***** Entries supplied

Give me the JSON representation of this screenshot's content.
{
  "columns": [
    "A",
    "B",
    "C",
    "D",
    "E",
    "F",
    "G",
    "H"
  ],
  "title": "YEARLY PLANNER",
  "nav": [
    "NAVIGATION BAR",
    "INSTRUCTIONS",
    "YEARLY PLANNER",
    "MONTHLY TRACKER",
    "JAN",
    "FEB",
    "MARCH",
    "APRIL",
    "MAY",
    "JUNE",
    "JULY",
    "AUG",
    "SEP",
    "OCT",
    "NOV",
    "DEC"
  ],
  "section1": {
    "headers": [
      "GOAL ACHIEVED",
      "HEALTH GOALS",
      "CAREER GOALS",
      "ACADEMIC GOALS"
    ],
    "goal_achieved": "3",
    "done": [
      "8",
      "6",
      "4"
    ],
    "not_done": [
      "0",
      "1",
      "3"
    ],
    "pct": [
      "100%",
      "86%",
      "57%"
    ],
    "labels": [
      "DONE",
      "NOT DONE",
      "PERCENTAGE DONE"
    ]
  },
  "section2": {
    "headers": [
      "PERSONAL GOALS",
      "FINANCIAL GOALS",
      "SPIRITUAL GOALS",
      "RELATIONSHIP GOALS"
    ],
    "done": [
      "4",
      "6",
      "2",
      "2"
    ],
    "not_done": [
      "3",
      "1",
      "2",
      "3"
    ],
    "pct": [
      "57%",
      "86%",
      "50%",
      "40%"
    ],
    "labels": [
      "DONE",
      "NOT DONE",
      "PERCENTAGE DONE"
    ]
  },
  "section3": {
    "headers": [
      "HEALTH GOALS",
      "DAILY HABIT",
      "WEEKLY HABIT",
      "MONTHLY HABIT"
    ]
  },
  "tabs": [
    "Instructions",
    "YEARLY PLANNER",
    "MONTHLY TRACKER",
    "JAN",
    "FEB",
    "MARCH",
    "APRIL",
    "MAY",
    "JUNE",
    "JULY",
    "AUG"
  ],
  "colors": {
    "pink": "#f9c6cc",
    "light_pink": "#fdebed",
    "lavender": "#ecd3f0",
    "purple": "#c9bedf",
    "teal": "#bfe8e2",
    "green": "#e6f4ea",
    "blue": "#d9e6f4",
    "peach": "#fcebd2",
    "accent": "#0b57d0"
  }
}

**********

**Task directions:** Repeat the records above in full, character for character.

**Answer to this problem:**
Give me the JSON representation of this screenshot's content.
{
  "columns": [
    "A",
    "B",
    "C",
    "D",
    "E",
    "F",
    "G",
    "H"
  ],
  "title": "YEARLY PLANNER",
  "nav": [
    "NAVIGATION BAR",
    "INSTRUCTIONS",
    "YEARLY PLANNER",
    "MONTHLY TRACKER",
    "JAN",
    "FEB",
    "MARCH",
    "APRIL",
    "MAY",
    "JUNE",
    "JULY",
    "AUG",
    "SEP",
    "OCT",
    "NOV",
    "DEC"
  ],
  "section1": {
    "headers": [
      "GOAL ACHIEVED",
      "HEALTH GOALS",
      "CAREER GOALS",
      "ACADEMIC GOALS"
    ],
    "goal_achieved": "3",
    "done": [
      "8",
      "6",
      "4"
    ],
    "not_done": [
      "0",
      "1",
      "3"
    ],
    "pct": [
      "100%",
      "86%",
      "57%"
    ],
    "labels": [
      "DONE",
      "NOT DONE",
      "PERCENTAGE DONE"
    ]
  },
  "section2": {
    "headers": [
      "PERSONAL GOALS",
      "FINANCIAL GOALS",
      "SPIRITUAL GOALS",
      "RELATIONSHIP GOALS"
    ],
    "done": [
      "4",
      "6",
      "2",
      "2"
    ],
    "not_done": [
      "3",
      "1",
      "2",
      "3"
    ],
    "pct": [
      "57%",
      "86%",
      "50%",
      "40%"
    ],
    "labels": [
      "DONE",
      "NOT DONE",
      "PERCENTAGE DONE"
    ]
  },
  "section3": {
    "headers": [
      "HEALTH GOALS",
      "DAILY HABIT",
      "WEEKLY HABIT",
      "MONTHLY HABIT"
    ]
  },
  "tabs": [
    "Instructions",
    "YEARLY PLANNER",
    "MONTHLY TRACKER",
    "JAN",
    "FEB",
    "MARCH",
    "APRIL",
    "MAY",
    "JUNE",
    "JULY",
    "AUG"
  ],
  "colors": {
    "pink": "#f9c6cc",
    "light_pink": "#fdebed",
    "lavender": "#ecd3f0",
    "purple": "#c9bedf",
    "teal": "#bfe8e2",
    "green": "#e6f4ea",
    "blue": "#d9e6f4",
    "peach": "#fcebd2",
    "accent": "#0b57d0"
  }
}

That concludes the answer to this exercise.